==== Dataset excerpts ====
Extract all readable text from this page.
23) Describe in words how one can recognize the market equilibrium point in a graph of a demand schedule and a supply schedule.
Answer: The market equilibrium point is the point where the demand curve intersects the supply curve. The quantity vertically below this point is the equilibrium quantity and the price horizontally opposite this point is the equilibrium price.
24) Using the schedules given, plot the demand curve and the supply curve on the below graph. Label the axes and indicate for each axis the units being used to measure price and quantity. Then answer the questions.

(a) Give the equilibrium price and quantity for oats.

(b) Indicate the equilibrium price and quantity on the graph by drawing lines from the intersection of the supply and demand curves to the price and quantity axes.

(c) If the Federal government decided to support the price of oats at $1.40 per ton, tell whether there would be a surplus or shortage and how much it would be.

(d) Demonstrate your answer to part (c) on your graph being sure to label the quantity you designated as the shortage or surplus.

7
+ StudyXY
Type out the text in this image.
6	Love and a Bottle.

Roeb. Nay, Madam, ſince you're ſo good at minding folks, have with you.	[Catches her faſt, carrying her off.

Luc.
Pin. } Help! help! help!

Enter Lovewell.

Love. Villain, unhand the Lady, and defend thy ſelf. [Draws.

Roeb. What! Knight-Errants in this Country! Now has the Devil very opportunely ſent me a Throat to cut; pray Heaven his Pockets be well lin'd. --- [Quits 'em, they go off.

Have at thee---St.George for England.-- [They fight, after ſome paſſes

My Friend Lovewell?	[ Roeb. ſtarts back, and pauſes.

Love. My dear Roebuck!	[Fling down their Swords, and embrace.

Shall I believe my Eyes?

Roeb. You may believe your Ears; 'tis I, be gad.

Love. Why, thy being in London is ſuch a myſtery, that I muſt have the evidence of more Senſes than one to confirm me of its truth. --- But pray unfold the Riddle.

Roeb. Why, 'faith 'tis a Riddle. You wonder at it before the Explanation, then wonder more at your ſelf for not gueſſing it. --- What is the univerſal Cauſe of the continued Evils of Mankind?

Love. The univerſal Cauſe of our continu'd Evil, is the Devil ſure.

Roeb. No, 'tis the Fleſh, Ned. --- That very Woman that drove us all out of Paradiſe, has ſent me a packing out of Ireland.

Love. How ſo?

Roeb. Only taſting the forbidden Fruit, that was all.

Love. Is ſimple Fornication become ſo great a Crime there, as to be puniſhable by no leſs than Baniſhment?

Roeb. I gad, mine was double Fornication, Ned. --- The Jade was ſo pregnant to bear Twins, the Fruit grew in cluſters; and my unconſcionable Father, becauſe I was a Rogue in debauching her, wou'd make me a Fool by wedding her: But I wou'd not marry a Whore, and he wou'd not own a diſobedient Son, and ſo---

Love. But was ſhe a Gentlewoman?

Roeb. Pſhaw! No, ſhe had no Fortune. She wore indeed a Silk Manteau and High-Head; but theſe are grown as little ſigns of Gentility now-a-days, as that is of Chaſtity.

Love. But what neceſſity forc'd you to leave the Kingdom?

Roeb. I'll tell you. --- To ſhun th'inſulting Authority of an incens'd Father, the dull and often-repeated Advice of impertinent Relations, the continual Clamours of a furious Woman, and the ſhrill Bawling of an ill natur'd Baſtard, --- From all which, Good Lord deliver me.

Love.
====
Requirement:
Pick out the lines above containing the word "there", then copy them.

Response for this exercise:
(c) If the Federal government decided to support the price of oats at $1.40 per ton, tell whether there would be a surplus or shortage and how much it would be.
Love. Is ſimple Fornication become ſo great a Crime there, as to be puniſhable by no leſs than Baniſhment?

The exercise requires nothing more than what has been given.